— START OF Records for processing —

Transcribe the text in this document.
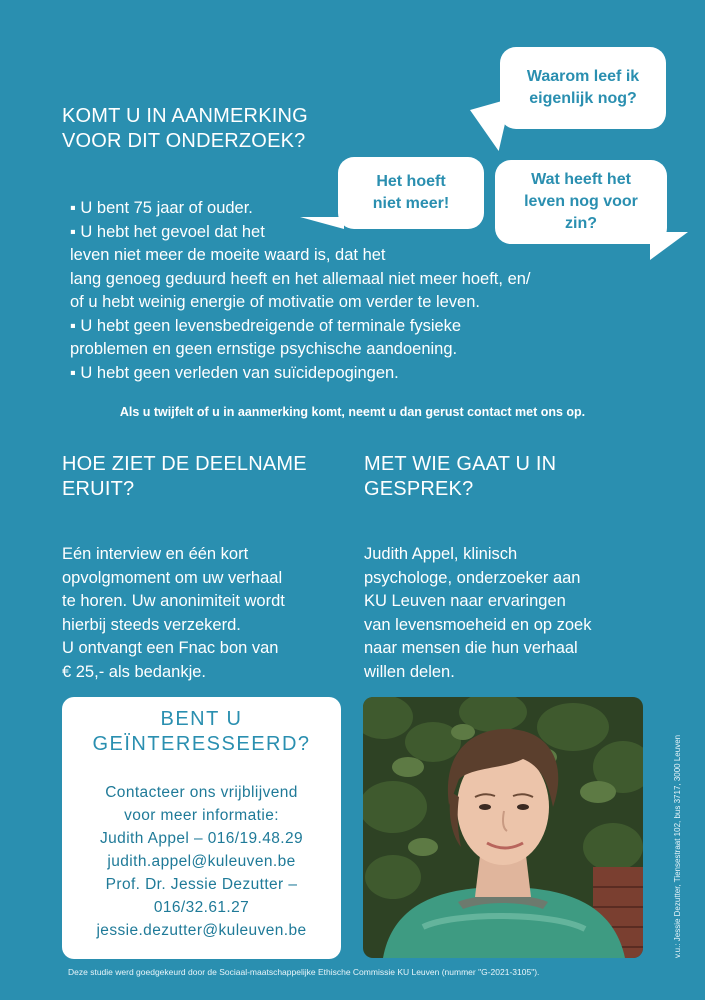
Waarom leef ik
eigenlijk nog?
Het hoeft
niet meer!
Wat heeft het
leven nog voor
zin?
KOMT U IN AANMERKING
VOOR DIT ONDERZOEK?
▪ U bent 75 jaar of ouder.
▪ U hebt het gevoel dat het
leven niet meer de moeite waard is, dat het
lang genoeg geduurd heeft en het allemaal niet meer hoeft, en/
of u hebt weinig energie of motivatie om verder te leven.
▪ U hebt geen levensbedreigende of terminale fysieke
problemen en geen ernstige psychische aandoening.
▪ U hebt geen verleden van suïcidepogingen.
Als u twijfelt of u in aanmerking komt, neemt u dan gerust contact met ons op.
HOE ZIET DE DEELNAME
ERUIT?
Eén interview en één kort
opvolgmoment om uw verhaal
te horen. Uw anonimiteit wordt
hierbij steeds verzekerd.
U ontvangt een Fnac bon van
€ 25,- als bedankje.
MET WIE GAAT U IN
GESPREK?
Judith Appel, klinisch
psychologe, onderzoeker aan
KU Leuven naar ervaringen
van levensmoeheid en op zoek
naar mensen die hun verhaal
willen delen.
BENT U
GEÏNTERESSEERD?
Contacteer ons vrijblijvend
voor meer informatie:
Judith Appel – 016/19.48.29
judith.appel@kuleuven.be
Prof. Dr. Jessie Dezutter –
016/32.61.27
jessie.dezutter@kuleuven.be	v.u.: Jessie Dezutter, Tiensestraat 102, bus 3717, 3000 Leuven
Deze studie werd goedgekeurd door de Sociaal-maatschappelijke Ethische Commissie KU Leuven (nummer "G-2021-3105").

— END OF Records for processing —

Given instruction:
Show the lines from the data above that contain the string "Jessie".

Output:
Prof. Dr. Jessie Dezutter –
jessie.dezutter@kuleuven.be	v.u.: Jessie Dezutter, Tiensestraat 102, bus 3717, 3000 Leuven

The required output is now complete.